- Work to do
Copy every line of the listing exactly.

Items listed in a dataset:
———

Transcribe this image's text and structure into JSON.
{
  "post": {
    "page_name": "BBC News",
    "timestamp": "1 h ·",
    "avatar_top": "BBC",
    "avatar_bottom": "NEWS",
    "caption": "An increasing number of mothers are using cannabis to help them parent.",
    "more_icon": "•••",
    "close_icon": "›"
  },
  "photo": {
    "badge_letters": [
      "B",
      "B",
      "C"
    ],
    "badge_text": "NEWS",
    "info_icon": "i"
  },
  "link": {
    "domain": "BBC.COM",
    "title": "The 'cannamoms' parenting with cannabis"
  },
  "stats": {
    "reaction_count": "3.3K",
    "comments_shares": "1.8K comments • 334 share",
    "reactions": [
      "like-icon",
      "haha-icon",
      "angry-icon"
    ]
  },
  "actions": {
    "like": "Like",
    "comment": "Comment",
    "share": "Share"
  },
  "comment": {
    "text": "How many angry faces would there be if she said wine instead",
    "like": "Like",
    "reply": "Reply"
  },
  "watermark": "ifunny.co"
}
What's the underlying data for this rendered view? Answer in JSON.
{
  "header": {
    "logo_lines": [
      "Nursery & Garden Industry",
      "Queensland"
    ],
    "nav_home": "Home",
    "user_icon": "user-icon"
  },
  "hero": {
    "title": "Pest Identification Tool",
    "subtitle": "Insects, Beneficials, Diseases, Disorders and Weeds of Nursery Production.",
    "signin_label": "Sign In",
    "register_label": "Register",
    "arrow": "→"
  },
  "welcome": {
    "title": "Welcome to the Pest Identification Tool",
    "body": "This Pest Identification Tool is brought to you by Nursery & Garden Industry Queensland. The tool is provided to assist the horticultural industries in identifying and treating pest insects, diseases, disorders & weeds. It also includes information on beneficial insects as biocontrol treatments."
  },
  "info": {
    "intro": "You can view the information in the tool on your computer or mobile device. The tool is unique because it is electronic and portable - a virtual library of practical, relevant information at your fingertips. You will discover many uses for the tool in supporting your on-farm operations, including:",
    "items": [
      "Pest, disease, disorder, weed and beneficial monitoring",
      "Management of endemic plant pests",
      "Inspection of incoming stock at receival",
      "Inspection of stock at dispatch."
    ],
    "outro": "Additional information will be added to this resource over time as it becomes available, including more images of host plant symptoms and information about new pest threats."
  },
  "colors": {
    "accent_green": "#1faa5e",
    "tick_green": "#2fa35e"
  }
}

———

- Output of the task
Transcribe this image's text and structure into JSON.
{
  "post": {
    "page_name": "BBC News",
    "timestamp": "1 h ·",
    "avatar_top": "BBC",
    "avatar_bottom": "NEWS",
    "caption": "An increasing number of mothers are using cannabis to help them parent.",
    "more_icon": "•••",
    "close_icon": "›"
  },
  "photo": {
    "badge_letters": [
      "B",
      "B",
      "C"
    ],
    "badge_text": "NEWS",
    "info_icon": "i"
  },
  "link": {
    "domain": "BBC.COM",
    "title": "The 'cannamoms' parenting with cannabis"
  },
  "stats": {
    "reaction_count": "3.3K",
    "comments_shares": "1.8K comments • 334 share",
    "reactions": [
      "like-icon",
      "haha-icon",
      "angry-icon"
    ]
  },
  "actions": {
    "like": "Like",
    "comment": "Comment",
    "share": "Share"
  },
  "comment": {
    "text": "How many angry faces would there be if she said wine instead",
    "like": "Like",
    "reply": "Reply"
  },
  "watermark": "ifunny.co"
}
What's the underlying data for this rendered view? Answer in JSON.
{
  "header": {
    "logo_lines": [
      "Nursery & Garden Industry",
      "Queensland"
    ],
    "nav_home": "Home",
    "user_icon": "user-icon"
  },
  "hero": {
    "title": "Pest Identification Tool",
    "subtitle": "Insects, Beneficials, Diseases, Disorders and Weeds of Nursery Production.",
    "signin_label": "Sign In",
    "register_label": "Register",
    "arrow": "→"
  },
  "welcome": {
    "title": "Welcome to the Pest Identification Tool",
    "body": "This Pest Identification Tool is brought to you by Nursery & Garden Industry Queensland. The tool is provided to assist the horticultural industries in identifying and treating pest insects, diseases, disorders & weeds. It also includes information on beneficial insects as biocontrol treatments."
  },
  "info": {
    "intro": "You can view the information in the tool on your computer or mobile device. The tool is unique because it is electronic and portable - a virtual library of practical, relevant information at your fingertips. You will discover many uses for the tool in supporting your on-farm operations, including:",
    "items": [
      "Pest, disease, disorder, weed and beneficial monitoring",
      "Management of endemic plant pests",
      "Inspection of incoming stock at receival",
      "Inspection of stock at dispatch."
    ],
    "outro": "Additional information will be added to this resource over time as it becomes available, including more images of host plant symptoms and information about new pest threats."
  },
  "colors": {
    "accent_green": "#1faa5e",
    "tick_green": "#2fa35e"
  }
}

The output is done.